* [DIRECTIVE]: Your task is to output all the records below, word for word.

* [DATASET]:
----------------------------------------
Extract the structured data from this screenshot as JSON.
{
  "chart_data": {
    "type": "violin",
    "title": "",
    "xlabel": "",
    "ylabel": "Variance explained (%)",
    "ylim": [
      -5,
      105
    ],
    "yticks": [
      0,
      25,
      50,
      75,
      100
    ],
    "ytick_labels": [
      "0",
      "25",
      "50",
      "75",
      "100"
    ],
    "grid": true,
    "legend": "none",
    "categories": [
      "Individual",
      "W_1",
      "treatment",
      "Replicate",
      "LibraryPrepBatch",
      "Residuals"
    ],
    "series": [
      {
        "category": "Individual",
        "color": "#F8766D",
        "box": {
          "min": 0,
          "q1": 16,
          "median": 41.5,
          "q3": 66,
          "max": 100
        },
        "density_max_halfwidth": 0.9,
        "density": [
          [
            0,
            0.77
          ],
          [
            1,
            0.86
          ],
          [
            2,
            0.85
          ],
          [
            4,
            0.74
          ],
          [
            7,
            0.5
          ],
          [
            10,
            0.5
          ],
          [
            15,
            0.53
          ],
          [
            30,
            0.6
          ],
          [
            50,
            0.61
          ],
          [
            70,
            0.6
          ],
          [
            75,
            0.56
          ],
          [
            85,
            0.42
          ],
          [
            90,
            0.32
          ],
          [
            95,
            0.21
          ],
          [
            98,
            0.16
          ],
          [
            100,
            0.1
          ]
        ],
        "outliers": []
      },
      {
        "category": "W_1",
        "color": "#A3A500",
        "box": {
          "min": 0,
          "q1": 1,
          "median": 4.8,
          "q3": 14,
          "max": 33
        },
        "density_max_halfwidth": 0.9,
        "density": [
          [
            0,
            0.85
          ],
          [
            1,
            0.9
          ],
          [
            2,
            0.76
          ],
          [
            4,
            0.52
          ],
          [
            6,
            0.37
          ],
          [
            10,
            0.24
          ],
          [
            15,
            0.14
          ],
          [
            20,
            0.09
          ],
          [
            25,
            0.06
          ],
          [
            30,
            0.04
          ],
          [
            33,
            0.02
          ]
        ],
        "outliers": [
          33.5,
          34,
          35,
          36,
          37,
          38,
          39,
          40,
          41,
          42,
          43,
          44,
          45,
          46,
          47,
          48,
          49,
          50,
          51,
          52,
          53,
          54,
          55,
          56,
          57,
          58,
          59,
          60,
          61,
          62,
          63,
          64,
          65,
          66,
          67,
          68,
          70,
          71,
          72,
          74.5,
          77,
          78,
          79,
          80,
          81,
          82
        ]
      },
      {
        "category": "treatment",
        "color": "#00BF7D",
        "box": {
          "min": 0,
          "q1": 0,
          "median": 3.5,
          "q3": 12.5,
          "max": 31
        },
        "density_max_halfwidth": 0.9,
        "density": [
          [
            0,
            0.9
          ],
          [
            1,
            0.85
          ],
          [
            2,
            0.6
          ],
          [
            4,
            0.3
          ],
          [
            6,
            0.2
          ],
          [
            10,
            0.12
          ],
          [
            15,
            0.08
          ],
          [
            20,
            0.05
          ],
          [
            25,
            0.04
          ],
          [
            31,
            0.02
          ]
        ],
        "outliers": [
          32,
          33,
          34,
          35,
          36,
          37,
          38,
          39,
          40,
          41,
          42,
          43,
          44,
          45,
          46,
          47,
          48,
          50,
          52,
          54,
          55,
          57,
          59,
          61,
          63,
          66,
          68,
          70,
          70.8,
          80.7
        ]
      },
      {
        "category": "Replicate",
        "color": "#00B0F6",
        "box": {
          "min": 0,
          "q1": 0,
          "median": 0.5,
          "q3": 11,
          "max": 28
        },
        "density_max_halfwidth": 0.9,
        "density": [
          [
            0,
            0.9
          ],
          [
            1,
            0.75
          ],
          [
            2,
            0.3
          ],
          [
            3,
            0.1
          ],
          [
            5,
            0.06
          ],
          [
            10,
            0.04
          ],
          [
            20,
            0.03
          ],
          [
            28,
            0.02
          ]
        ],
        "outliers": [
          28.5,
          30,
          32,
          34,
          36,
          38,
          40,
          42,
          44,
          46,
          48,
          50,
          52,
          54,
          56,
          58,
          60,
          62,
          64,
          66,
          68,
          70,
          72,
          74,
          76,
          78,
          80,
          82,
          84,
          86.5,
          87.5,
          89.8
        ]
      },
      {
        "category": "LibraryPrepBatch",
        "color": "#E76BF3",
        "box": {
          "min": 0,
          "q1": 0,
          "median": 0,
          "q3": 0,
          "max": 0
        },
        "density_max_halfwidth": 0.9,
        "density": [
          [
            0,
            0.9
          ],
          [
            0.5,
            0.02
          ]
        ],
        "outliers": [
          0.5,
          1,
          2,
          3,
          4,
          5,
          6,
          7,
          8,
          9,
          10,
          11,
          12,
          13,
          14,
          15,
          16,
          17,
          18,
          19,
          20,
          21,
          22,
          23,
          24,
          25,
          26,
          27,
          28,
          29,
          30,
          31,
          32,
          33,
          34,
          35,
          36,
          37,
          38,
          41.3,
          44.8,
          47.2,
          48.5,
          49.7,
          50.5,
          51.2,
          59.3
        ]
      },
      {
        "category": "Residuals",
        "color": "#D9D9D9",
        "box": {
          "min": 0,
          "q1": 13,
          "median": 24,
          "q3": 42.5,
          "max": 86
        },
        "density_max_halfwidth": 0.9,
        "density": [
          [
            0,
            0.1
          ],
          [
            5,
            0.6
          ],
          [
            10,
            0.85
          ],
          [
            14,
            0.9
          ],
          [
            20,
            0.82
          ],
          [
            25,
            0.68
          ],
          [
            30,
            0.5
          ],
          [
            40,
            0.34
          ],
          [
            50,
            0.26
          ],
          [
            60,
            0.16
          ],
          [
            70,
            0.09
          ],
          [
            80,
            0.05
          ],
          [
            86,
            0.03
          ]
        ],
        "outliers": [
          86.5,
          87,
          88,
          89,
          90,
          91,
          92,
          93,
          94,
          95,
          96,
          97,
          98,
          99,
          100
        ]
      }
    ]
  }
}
----------------------------------------
* [EXPECTED OUTPUT]:
Extract the structured data from this screenshot as JSON.
{
  "chart_data": {
    "type": "violin",
    "title": "",
    "xlabel": "",
    "ylabel": "Variance explained (%)",
    "ylim": [
      -5,
      105
    ],
    "yticks": [
      0,
      25,
      50,
      75,
      100
    ],
    "ytick_labels": [
      "0",
      "25",
      "50",
      "75",
      "100"
    ],
    "grid": true,
    "legend": "none",
    "categories": [
      "Individual",
      "W_1",
      "treatment",
      "Replicate",
      "LibraryPrepBatch",
      "Residuals"
    ],
    "series": [
      {
        "category": "Individual",
        "color": "#F8766D",
        "box": {
          "min": 0,
          "q1": 16,
          "median": 41.5,
          "q3": 66,
          "max": 100
        },
        "density_max_halfwidth": 0.9,
        "density": [
          [
            0,
            0.77
          ],
          [
            1,
            0.86
          ],
          [
            2,
            0.85
          ],
          [
            4,
            0.74
          ],
          [
            7,
            0.5
          ],
          [
            10,
            0.5
          ],
          [
            15,
            0.53
          ],
          [
            30,
            0.6
          ],
          [
            50,
            0.61
          ],
          [
            70,
            0.6
          ],
          [
            75,
            0.56
          ],
          [
            85,
            0.42
          ],
          [
            90,
            0.32
          ],
          [
            95,
            0.21
          ],
          [
            98,
            0.16
          ],
          [
            100,
            0.1
          ]
        ],
        "outliers": []
      },
      {
        "category": "W_1",
        "color": "#A3A500",
        "box": {
          "min": 0,
          "q1": 1,
          "median": 4.8,
          "q3": 14,
          "max": 33
        },
        "density_max_halfwidth": 0.9,
        "density": [
          [
            0,
            0.85
          ],
          [
            1,
            0.9
          ],
          [
            2,
            0.76
          ],
          [
            4,
            0.52
          ],
          [
            6,
            0.37
          ],
          [
            10,
            0.24
          ],
          [
            15,
            0.14
          ],
          [
            20,
            0.09
          ],
          [
            25,
            0.06
          ],
          [
            30,
            0.04
          ],
          [
            33,
            0.02
          ]
        ],
        "outliers": [
          33.5,
          34,
          35,
          36,
          37,
          38,
          39,
          40,
          41,
          42,
          43,
          44,
          45,
          46,
          47,
          48,
          49,
          50,
          51,
          52,
          53,
          54,
          55,
          56,
          57,
          58,
          59,
          60,
          61,
          62,
          63,
          64,
          65,
          66,
          67,
          68,
          70,
          71,
          72,
          74.5,
          77,
          78,
          79,
          80,
          81,
          82
        ]
      },
      {
        "category": "treatment",
        "color": "#00BF7D",
        "box": {
          "min": 0,
          "q1": 0,
          "median": 3.5,
          "q3": 12.5,
          "max": 31
        },
        "density_max_halfwidth": 0.9,
        "density": [
          [
            0,
            0.9
          ],
          [
            1,
            0.85
          ],
          [
            2,
            0.6
          ],
          [
            4,
            0.3
          ],
          [
            6,
            0.2
          ],
          [
            10,
            0.12
          ],
          [
            15,
            0.08
          ],
          [
            20,
            0.05
          ],
          [
            25,
            0.04
          ],
          [
            31,
            0.02
          ]
        ],
        "outliers": [
          32,
          33,
          34,
          35,
          36,
          37,
          38,
          39,
          40,
          41,
          42,
          43,
          44,
          45,
          46,
          47,
          48,
          50,
          52,
          54,
          55,
          57,
          59,
          61,
          63,
          66,
          68,
          70,
          70.8,
          80.7
        ]
      },
      {
        "category": "Replicate",
        "color": "#00B0F6",
        "box": {
          "min": 0,
          "q1": 0,
          "median": 0.5,
          "q3": 11,
          "max": 28
        },
        "density_max_halfwidth": 0.9,
        "density": [
          [
            0,
            0.9
          ],
          [
            1,
            0.75
          ],
          [
            2,
            0.3
          ],
          [
            3,
            0.1
          ],
          [
            5,
            0.06
          ],
          [
            10,
            0.04
          ],
          [
            20,
            0.03
          ],
          [
            28,
            0.02
          ]
        ],
        "outliers": [
          28.5,
          30,
          32,
          34,
          36,
          38,
          40,
          42,
          44,
          46,
          48,
          50,
          52,
          54,
          56,
          58,
          60,
          62,
          64,
          66,
          68,
          70,
          72,
          74,
          76,
          78,
          80,
          82,
          84,
          86.5,
          87.5,
          89.8
        ]
      },
      {
        "category": "LibraryPrepBatch",
        "color": "#E76BF3",
        "box": {
          "min": 0,
          "q1": 0,
          "median": 0,
          "q3": 0,
          "max": 0
        },
        "density_max_halfwidth": 0.9,
        "density": [
          [
            0,
            0.9
          ],
          [
            0.5,
            0.02
          ]
        ],
        "outliers": [
          0.5,
          1,
          2,
          3,
          4,
          5,
          6,
          7,
          8,
          9,
          10,
          11,
          12,
          13,
          14,
          15,
          16,
          17,
          18,
          19,
          20,
          21,
          22,
          23,
          24,
          25,
          26,
          27,
          28,
          29,
          30,
          31,
          32,
          33,
          34,
          35,
          36,
          37,
          38,
          41.3,
          44.8,
          47.2,
          48.5,
          49.7,
          50.5,
          51.2,
          59.3
        ]
      },
      {
        "category": "Residuals",
        "color": "#D9D9D9",
        "box": {
          "min": 0,
          "q1": 13,
          "median": 24,
          "q3": 42.5,
          "max": 86
        },
        "density_max_halfwidth": 0.9,
        "density": [
          [
            0,
            0.1
          ],
          [
            5,
            0.6
          ],
          [
            10,
            0.85
          ],
          [
            14,
            0.9
          ],
          [
            20,
            0.82
          ],
          [
            25,
            0.68
          ],
          [
            30,
            0.5
          ],
          [
            40,
            0.34
          ],
          [
            50,
            0.26
          ],
          [
            60,
            0.16
          ],
          [
            70,
            0.09
          ],
          [
            80,
            0.05
          ],
          [
            86,
            0.03
          ]
        ],
        "outliers": [
          86.5,
          87,
          88,
          89,
          90,
          91,
          92,
          93,
          94,
          95,
          96,
          97,
          98,
          99,
          100
        ]
      }
    ]
  }
}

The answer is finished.